■ **EXERCISE AIM**
Identify and pull out each line of the entries in which "JSON" occurs.

■ **SOURCE RECORDS**
________

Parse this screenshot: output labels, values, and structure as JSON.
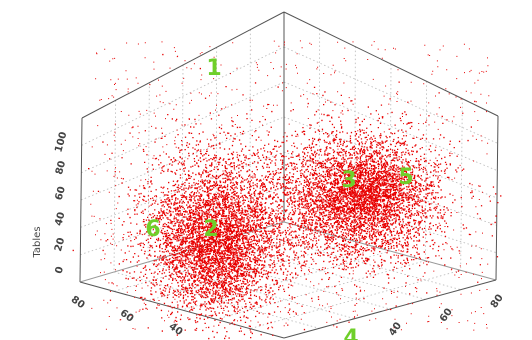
{
  "chart_data": {
    "type": "scatter",
    "dimensions": 3,
    "title": "",
    "zlabel": "Tables",
    "z_ticks": [
      "100",
      "80",
      "60",
      "40",
      "20",
      "0"
    ],
    "left_axis_ticks": [
      "80",
      "60",
      "40"
    ],
    "right_axis_ticks": [
      "80",
      "60",
      "40"
    ],
    "grid": true,
    "point_color": "#e80000",
    "label_color": "#6fcf2a",
    "clusters": [
      {
        "label": "1"
      },
      {
        "label": "2"
      },
      {
        "label": "3"
      },
      {
        "label": "4"
      },
      {
        "label": "5"
      },
      {
        "label": "6"
      }
    ]
  }
}
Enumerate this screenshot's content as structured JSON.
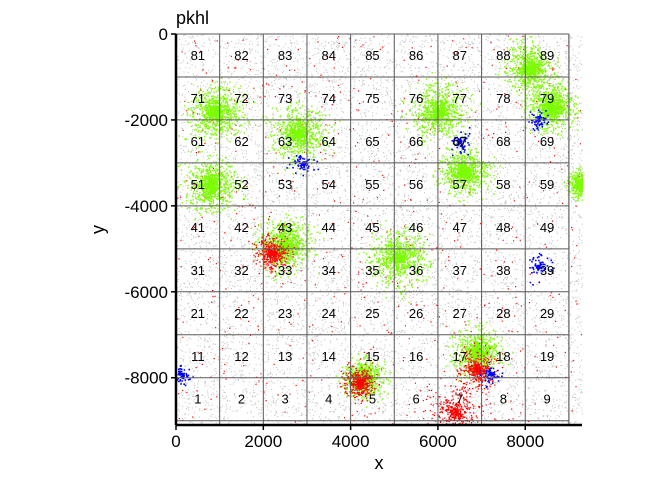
{
  "chart_data": {
    "type": "scatter",
    "title": "pkhl",
    "xlabel": "x",
    "ylabel": "y",
    "xlim": [
      0,
      9300
    ],
    "ylim": [
      -9100,
      0
    ],
    "x_ticks": [
      0,
      2000,
      4000,
      6000,
      8000
    ],
    "x_tick_labels": [
      "0",
      "2000",
      "4000",
      "6000",
      "8000"
    ],
    "y_ticks": [
      0,
      -2000,
      -4000,
      -6000,
      -8000
    ],
    "y_tick_labels": [
      "0",
      "-2000",
      "-4000",
      "-6000",
      "-8000"
    ],
    "grid": {
      "x_edges": [
        0,
        1000,
        2000,
        3000,
        4000,
        5000,
        6000,
        7000,
        8000,
        9000
      ],
      "y_edges": [
        0,
        -1000,
        -2000,
        -3000,
        -4000,
        -5000,
        -6000,
        -7000,
        -8000,
        -9000
      ],
      "labels": [
        [
          "81",
          "82",
          "83",
          "84",
          "85",
          "86",
          "87",
          "88",
          "89"
        ],
        [
          "71",
          "72",
          "73",
          "74",
          "75",
          "76",
          "77",
          "78",
          "79"
        ],
        [
          "61",
          "62",
          "63",
          "64",
          "65",
          "66",
          "67",
          "68",
          "69"
        ],
        [
          "51",
          "52",
          "53",
          "54",
          "55",
          "56",
          "57",
          "58",
          "59"
        ],
        [
          "41",
          "42",
          "43",
          "44",
          "45",
          "46",
          "47",
          "48",
          "49"
        ],
        [
          "31",
          "32",
          "33",
          "34",
          "35",
          "36",
          "37",
          "38",
          "39"
        ],
        [
          "21",
          "22",
          "23",
          "24",
          "25",
          "26",
          "27",
          "28",
          "29"
        ],
        [
          "11",
          "12",
          "13",
          "14",
          "15",
          "16",
          "17",
          "18",
          "19"
        ],
        [
          "1",
          "2",
          "3",
          "4",
          "5",
          "6",
          "7",
          "8",
          "9"
        ]
      ]
    },
    "point_classes": [
      {
        "color": "#bebebe"
      },
      {
        "color": "#7cfc00"
      },
      {
        "color": "#ff0000"
      },
      {
        "color": "#0000ff"
      }
    ],
    "green_clusters": [
      {
        "x": 900,
        "y": -1800,
        "r": 650
      },
      {
        "x": 2800,
        "y": -2300,
        "r": 650
      },
      {
        "x": 6000,
        "y": -1800,
        "r": 650
      },
      {
        "x": 6600,
        "y": -3200,
        "r": 550
      },
      {
        "x": 800,
        "y": -3500,
        "r": 600
      },
      {
        "x": 2500,
        "y": -4900,
        "r": 650
      },
      {
        "x": 5100,
        "y": -5200,
        "r": 700
      },
      {
        "x": 8100,
        "y": -800,
        "r": 600
      },
      {
        "x": 8600,
        "y": -1700,
        "r": 550
      },
      {
        "x": 6900,
        "y": -7400,
        "r": 550
      },
      {
        "x": 4300,
        "y": -8000,
        "r": 450
      },
      {
        "x": 9300,
        "y": -3500,
        "r": 300
      }
    ],
    "red_regions": [
      {
        "x": 6400,
        "y": -8800,
        "r": 700
      },
      {
        "x": 6900,
        "y": -7800,
        "r": 450
      },
      {
        "x": 4200,
        "y": -8100,
        "r": 380
      },
      {
        "x": 2200,
        "y": -5100,
        "r": 400
      }
    ],
    "blue_regions": [
      {
        "x": 6500,
        "y": -2500,
        "r": 300
      },
      {
        "x": 2900,
        "y": -3000,
        "r": 300
      },
      {
        "x": 8300,
        "y": -5400,
        "r": 300
      },
      {
        "x": 8300,
        "y": -2000,
        "r": 250
      },
      {
        "x": 100,
        "y": -7900,
        "r": 250
      },
      {
        "x": 7200,
        "y": -7900,
        "r": 250
      }
    ]
  }
}
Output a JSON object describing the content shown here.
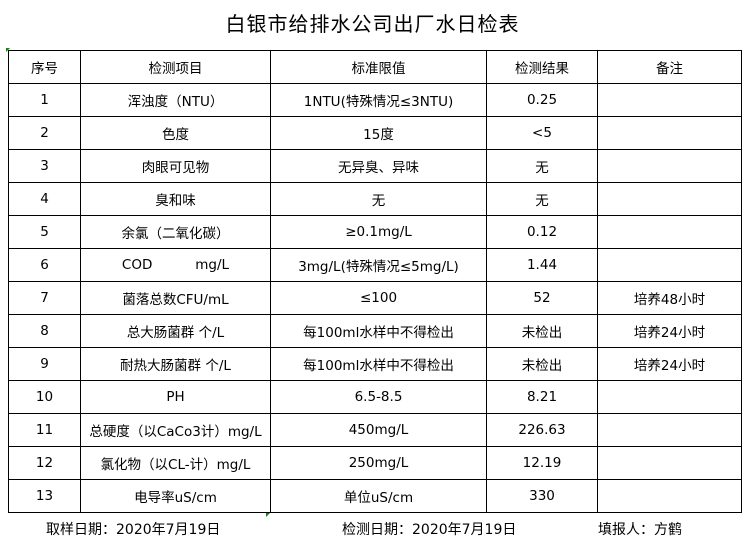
{
  "title": "白银市给排水公司出厂水日检表",
  "headers": [
    "序号",
    "检测项目",
    "标准限值",
    "检测结果",
    "备注"
  ],
  "rows": [
    [
      "1",
      "浑浊度（NTU）",
      "1NTU(特殊情况≤3NTU)",
      "0.25",
      ""
    ],
    [
      "2",
      "色度",
      "15度",
      "<5",
      ""
    ],
    [
      "3",
      "肉眼可见物",
      "无异臭、异味",
      "无",
      ""
    ],
    [
      "4",
      "臭和味",
      "无",
      "无",
      ""
    ],
    [
      "5",
      "余氯（二氧化碳）",
      "≥0.1mg/L",
      "0.12",
      ""
    ],
    [
      "6",
      "COD          mg/L",
      "3mg/L(特殊情况≤5mg/L)",
      "1.44",
      ""
    ],
    [
      "7",
      "菌落总数CFU/mL",
      "≤100",
      "52",
      "培养48小时"
    ],
    [
      "8",
      "总大肠菌群 个/L",
      "每100ml水样中不得检出",
      "未检出",
      "培养24小时"
    ],
    [
      "9",
      "耐热大肠菌群 个/L",
      "每100ml水样中不得检出",
      "未检出",
      "培养24小时"
    ],
    [
      "10",
      "PH",
      "6.5-8.5",
      "8.21",
      ""
    ],
    [
      "11",
      "总硬度（以CaCo3计）mg/L",
      "450mg/L",
      "226.63",
      ""
    ],
    [
      "12",
      "氯化物（以CL-计）mg/L",
      "250mg/L",
      "12.19",
      ""
    ],
    [
      "13",
      "电导率uS/cm",
      "单位uS/cm",
      "330",
      ""
    ]
  ],
  "footer": {
    "sample_date": "取样日期：2020年7月19日",
    "test_date": "检测日期：2020年7月19日",
    "reporter": "填报人：方鹤"
  }
}
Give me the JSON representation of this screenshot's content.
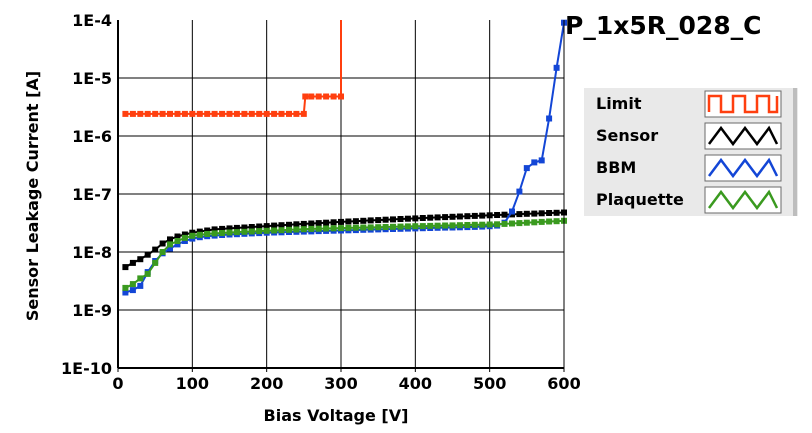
{
  "chart_data": {
    "type": "line",
    "title": "P_1x5R_028_C",
    "xlabel": "Bias Voltage [V]",
    "ylabel": "Sensor Leakage Current [A]",
    "xlim": [
      0,
      600
    ],
    "ylim": [
      1e-10,
      0.0001
    ],
    "yscale": "log",
    "grid": true,
    "legend_position": "right",
    "x_ticks": [
      "0",
      "100",
      "200",
      "300",
      "400",
      "500",
      "600"
    ],
    "y_ticks": [
      "1E-10",
      "1E-9",
      "1E-8",
      "1E-7",
      "1E-6",
      "1E-5",
      "1E-4"
    ],
    "series": [
      {
        "name": "Limit",
        "color": "#ff3f0f",
        "x": [
          10,
          20,
          30,
          40,
          50,
          60,
          70,
          80,
          90,
          100,
          110,
          120,
          130,
          140,
          150,
          160,
          170,
          180,
          190,
          200,
          210,
          220,
          230,
          240,
          250,
          252,
          260,
          270,
          280,
          290,
          300,
          300
        ],
        "y": [
          2.4e-06,
          2.4e-06,
          2.4e-06,
          2.4e-06,
          2.4e-06,
          2.4e-06,
          2.4e-06,
          2.4e-06,
          2.4e-06,
          2.4e-06,
          2.4e-06,
          2.4e-06,
          2.4e-06,
          2.4e-06,
          2.4e-06,
          2.4e-06,
          2.4e-06,
          2.4e-06,
          2.4e-06,
          2.4e-06,
          2.4e-06,
          2.4e-06,
          2.4e-06,
          2.4e-06,
          2.4e-06,
          4.8e-06,
          4.8e-06,
          4.8e-06,
          4.8e-06,
          4.8e-06,
          4.8e-06,
          0.0001
        ]
      },
      {
        "name": "Sensor",
        "color": "#000000",
        "x": [
          10,
          20,
          30,
          40,
          50,
          60,
          70,
          80,
          90,
          100,
          110,
          120,
          130,
          140,
          150,
          160,
          170,
          180,
          190,
          200,
          210,
          220,
          230,
          240,
          250,
          260,
          270,
          280,
          290,
          300,
          310,
          320,
          330,
          340,
          350,
          360,
          370,
          380,
          390,
          400,
          410,
          420,
          430,
          440,
          450,
          460,
          470,
          480,
          490,
          500,
          510,
          520,
          530,
          540,
          550,
          560,
          570,
          580,
          590,
          600
        ],
        "y": [
          5.5e-09,
          6.5e-09,
          7.5e-09,
          9e-09,
          1.1e-08,
          1.4e-08,
          1.65e-08,
          1.85e-08,
          2e-08,
          2.15e-08,
          2.25e-08,
          2.35e-08,
          2.45e-08,
          2.5e-08,
          2.55e-08,
          2.6e-08,
          2.65e-08,
          2.7e-08,
          2.75e-08,
          2.8e-08,
          2.85e-08,
          2.9e-08,
          2.95e-08,
          3e-08,
          3.05e-08,
          3.1e-08,
          3.15e-08,
          3.2e-08,
          3.25e-08,
          3.3e-08,
          3.35e-08,
          3.4e-08,
          3.45e-08,
          3.5e-08,
          3.55e-08,
          3.6e-08,
          3.65e-08,
          3.7e-08,
          3.75e-08,
          3.8e-08,
          3.85e-08,
          3.9e-08,
          3.95e-08,
          4e-08,
          4.05e-08,
          4.1e-08,
          4.15e-08,
          4.2e-08,
          4.25e-08,
          4.3e-08,
          4.35e-08,
          4.4e-08,
          4.45e-08,
          4.5e-08,
          4.55e-08,
          4.6e-08,
          4.65e-08,
          4.7e-08,
          4.75e-08,
          4.8e-08
        ]
      },
      {
        "name": "BBM",
        "color": "#1346d6",
        "x": [
          10,
          20,
          30,
          40,
          50,
          60,
          70,
          80,
          90,
          100,
          110,
          120,
          130,
          140,
          150,
          160,
          170,
          180,
          190,
          200,
          210,
          220,
          230,
          240,
          250,
          260,
          270,
          280,
          290,
          300,
          310,
          320,
          330,
          340,
          350,
          360,
          370,
          380,
          390,
          400,
          410,
          420,
          430,
          440,
          450,
          460,
          470,
          480,
          490,
          500,
          510,
          520,
          530,
          540,
          550,
          560,
          570,
          580,
          590,
          600
        ],
        "y": [
          2e-09,
          2.2e-09,
          2.6e-09,
          4.5e-09,
          7e-09,
          9.5e-09,
          1.15e-08,
          1.35e-08,
          1.55e-08,
          1.7e-08,
          1.8e-08,
          1.87e-08,
          1.92e-08,
          1.96e-08,
          2e-08,
          2.03e-08,
          2.06e-08,
          2.09e-08,
          2.12e-08,
          2.15e-08,
          2.17e-08,
          2.19e-08,
          2.21e-08,
          2.23e-08,
          2.25e-08,
          2.27e-08,
          2.29e-08,
          2.31e-08,
          2.33e-08,
          2.35e-08,
          2.37e-08,
          2.39e-08,
          2.41e-08,
          2.43e-08,
          2.45e-08,
          2.47e-08,
          2.49e-08,
          2.51e-08,
          2.53e-08,
          2.55e-08,
          2.57e-08,
          2.59e-08,
          2.61e-08,
          2.63e-08,
          2.65e-08,
          2.67e-08,
          2.69e-08,
          2.71e-08,
          2.74e-08,
          2.78e-08,
          2.85e-08,
          3.2e-08,
          5e-08,
          1.1e-07,
          2.8e-07,
          3.5e-07,
          3.8e-07,
          2e-06,
          1.5e-05,
          9e-05
        ]
      },
      {
        "name": "Plaquette",
        "color": "#3a9a1f",
        "x": [
          10,
          20,
          30,
          40,
          50,
          60,
          70,
          80,
          90,
          100,
          110,
          120,
          130,
          140,
          150,
          160,
          170,
          180,
          190,
          200,
          210,
          220,
          230,
          240,
          250,
          260,
          270,
          280,
          290,
          300,
          310,
          320,
          330,
          340,
          350,
          360,
          370,
          380,
          390,
          400,
          410,
          420,
          430,
          440,
          450,
          460,
          470,
          480,
          490,
          500,
          510,
          520,
          530,
          540,
          550,
          560,
          570,
          580,
          590,
          600
        ],
        "y": [
          2.4e-09,
          2.8e-09,
          3.5e-09,
          4.2e-09,
          6.5e-09,
          1e-08,
          1.35e-08,
          1.55e-08,
          1.75e-08,
          1.9e-08,
          1.98e-08,
          2.04e-08,
          2.09e-08,
          2.13e-08,
          2.17e-08,
          2.2e-08,
          2.23e-08,
          2.26e-08,
          2.29e-08,
          2.32e-08,
          2.35e-08,
          2.38e-08,
          2.41e-08,
          2.44e-08,
          2.47e-08,
          2.5e-08,
          2.52e-08,
          2.54e-08,
          2.56e-08,
          2.58e-08,
          2.6e-08,
          2.62e-08,
          2.64e-08,
          2.66e-08,
          2.68e-08,
          2.7e-08,
          2.72e-08,
          2.74e-08,
          2.76e-08,
          2.78e-08,
          2.8e-08,
          2.82e-08,
          2.84e-08,
          2.86e-08,
          2.88e-08,
          2.9e-08,
          2.92e-08,
          2.94e-08,
          2.96e-08,
          2.98e-08,
          3e-08,
          3.05e-08,
          3.1e-08,
          3.15e-08,
          3.2e-08,
          3.25e-08,
          3.3e-08,
          3.35e-08,
          3.4e-08,
          3.45e-08
        ]
      }
    ]
  },
  "legend": {
    "items": [
      {
        "label": "Limit",
        "color": "#ff3f0f",
        "icon": "square-wave-icon"
      },
      {
        "label": "Sensor",
        "color": "#000000",
        "icon": "triangle-wave-icon"
      },
      {
        "label": "BBM",
        "color": "#1346d6",
        "icon": "triangle-wave-icon"
      },
      {
        "label": "Plaquette",
        "color": "#3a9a1f",
        "icon": "triangle-wave-icon"
      }
    ]
  }
}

________

■ **SOLUTION FOR THIS EXERCISE**
Parse this screenshot: output labels, values, and structure as JSON.
Enumerate this screenshot's content as structured JSON.
Output a JSON object describing the content shown here.
Give me the JSON representation of this screenshot's content.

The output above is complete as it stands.